Short problem:
Find every line in the records below that contains the word "this", and copy each such line.
** start of Data lines **
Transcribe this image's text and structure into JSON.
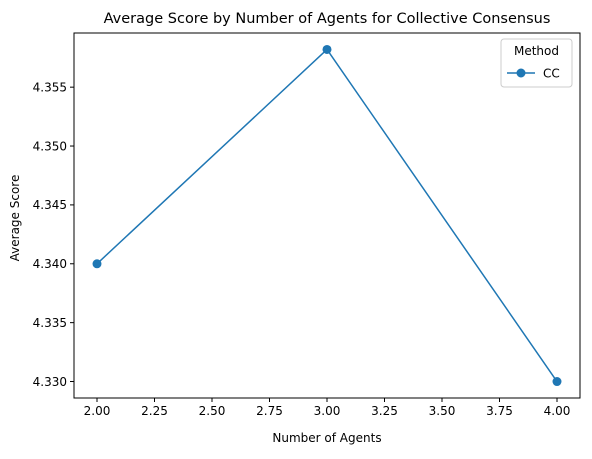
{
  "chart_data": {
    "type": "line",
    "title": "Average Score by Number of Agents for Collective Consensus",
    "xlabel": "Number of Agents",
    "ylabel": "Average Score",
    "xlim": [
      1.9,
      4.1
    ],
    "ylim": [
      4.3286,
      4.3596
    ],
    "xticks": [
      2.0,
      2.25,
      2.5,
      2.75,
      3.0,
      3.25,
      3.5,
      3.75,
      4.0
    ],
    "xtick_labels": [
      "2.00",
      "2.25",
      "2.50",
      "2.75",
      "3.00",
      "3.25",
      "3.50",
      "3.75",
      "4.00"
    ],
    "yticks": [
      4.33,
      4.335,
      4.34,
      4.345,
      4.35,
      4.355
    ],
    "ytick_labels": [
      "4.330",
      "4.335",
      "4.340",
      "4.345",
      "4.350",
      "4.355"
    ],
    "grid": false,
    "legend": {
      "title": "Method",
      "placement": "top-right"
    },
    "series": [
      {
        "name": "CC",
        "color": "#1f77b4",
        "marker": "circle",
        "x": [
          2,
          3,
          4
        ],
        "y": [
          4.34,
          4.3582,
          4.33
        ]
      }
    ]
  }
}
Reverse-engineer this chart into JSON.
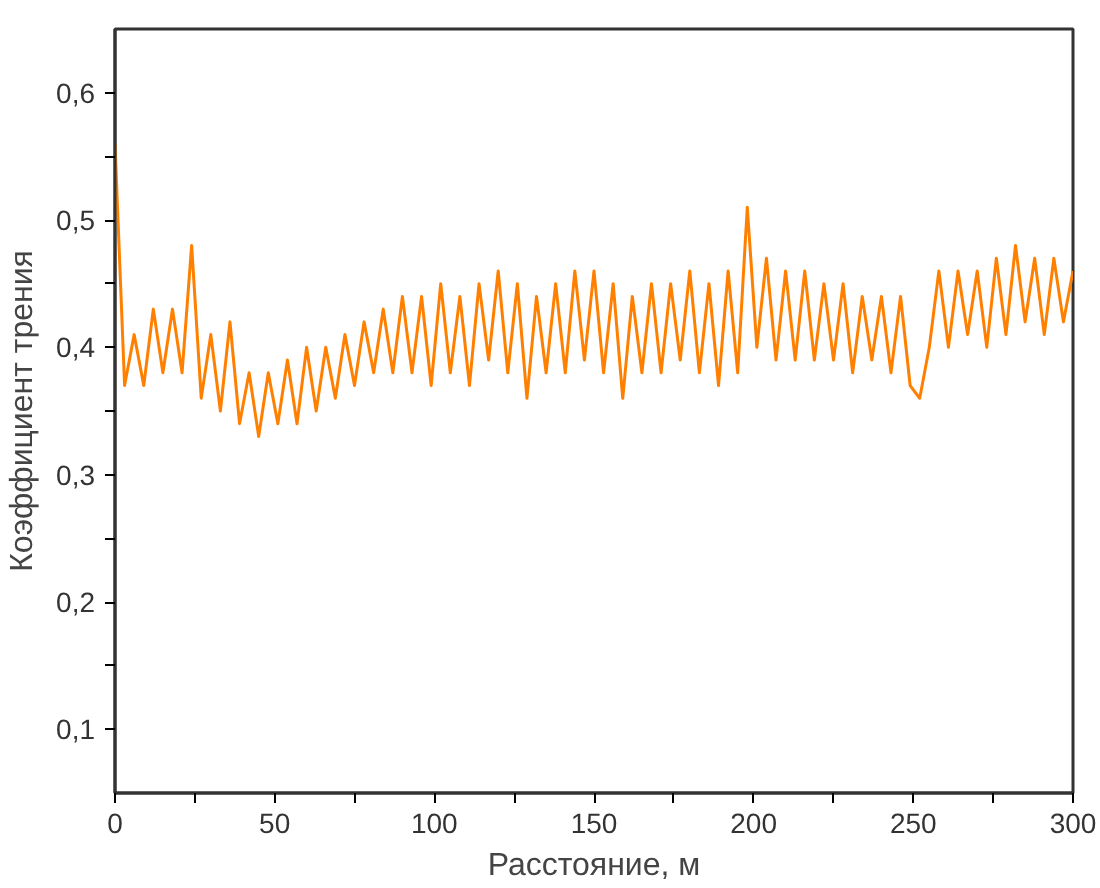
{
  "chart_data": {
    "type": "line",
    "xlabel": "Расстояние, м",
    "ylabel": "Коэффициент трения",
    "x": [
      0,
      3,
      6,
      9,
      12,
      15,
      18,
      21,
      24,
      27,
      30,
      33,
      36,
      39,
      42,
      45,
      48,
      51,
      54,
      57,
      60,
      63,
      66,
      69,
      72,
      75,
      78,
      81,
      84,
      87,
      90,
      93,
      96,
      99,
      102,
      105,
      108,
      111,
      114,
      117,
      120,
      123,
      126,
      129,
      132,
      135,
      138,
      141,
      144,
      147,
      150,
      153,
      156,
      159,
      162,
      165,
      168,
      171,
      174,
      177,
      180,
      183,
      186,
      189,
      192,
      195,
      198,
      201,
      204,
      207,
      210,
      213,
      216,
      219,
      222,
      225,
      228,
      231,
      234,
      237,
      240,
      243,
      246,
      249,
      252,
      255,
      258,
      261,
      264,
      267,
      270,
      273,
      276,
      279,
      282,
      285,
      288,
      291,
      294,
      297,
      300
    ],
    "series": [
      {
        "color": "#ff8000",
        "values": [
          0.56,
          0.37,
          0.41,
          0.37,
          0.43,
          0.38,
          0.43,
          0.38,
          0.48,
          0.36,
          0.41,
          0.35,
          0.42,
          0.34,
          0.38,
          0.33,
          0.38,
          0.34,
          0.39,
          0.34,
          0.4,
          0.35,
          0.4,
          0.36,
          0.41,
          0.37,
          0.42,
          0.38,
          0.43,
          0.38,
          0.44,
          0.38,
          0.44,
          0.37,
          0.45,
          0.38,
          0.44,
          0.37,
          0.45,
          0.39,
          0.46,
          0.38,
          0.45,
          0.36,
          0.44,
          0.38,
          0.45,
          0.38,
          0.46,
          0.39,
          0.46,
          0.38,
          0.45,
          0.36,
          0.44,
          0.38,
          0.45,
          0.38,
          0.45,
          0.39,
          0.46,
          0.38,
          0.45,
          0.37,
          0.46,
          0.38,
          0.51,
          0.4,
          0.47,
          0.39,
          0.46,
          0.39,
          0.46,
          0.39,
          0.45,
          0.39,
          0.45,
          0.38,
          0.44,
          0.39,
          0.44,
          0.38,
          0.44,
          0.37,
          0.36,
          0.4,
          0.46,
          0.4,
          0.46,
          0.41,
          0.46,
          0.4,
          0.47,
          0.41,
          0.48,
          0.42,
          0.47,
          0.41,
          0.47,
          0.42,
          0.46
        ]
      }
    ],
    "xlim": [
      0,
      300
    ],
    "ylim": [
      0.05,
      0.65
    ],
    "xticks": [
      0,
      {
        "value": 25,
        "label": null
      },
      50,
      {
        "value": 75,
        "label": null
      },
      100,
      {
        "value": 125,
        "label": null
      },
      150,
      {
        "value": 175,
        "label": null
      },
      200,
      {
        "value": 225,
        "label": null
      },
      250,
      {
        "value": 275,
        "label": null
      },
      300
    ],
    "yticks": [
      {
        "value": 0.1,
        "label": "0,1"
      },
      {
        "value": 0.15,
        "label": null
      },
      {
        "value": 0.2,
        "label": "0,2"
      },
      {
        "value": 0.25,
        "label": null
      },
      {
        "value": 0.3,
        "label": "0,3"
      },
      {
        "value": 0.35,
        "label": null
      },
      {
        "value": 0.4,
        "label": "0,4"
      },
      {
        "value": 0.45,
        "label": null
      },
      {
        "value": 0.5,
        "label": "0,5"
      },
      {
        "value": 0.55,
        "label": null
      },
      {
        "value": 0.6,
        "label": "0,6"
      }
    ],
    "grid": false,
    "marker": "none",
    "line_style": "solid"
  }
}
** end of Data lines **
Completed exercise:
Transcribe this image's text and structure into JSON.
Reverse-engineer this chart into JSON.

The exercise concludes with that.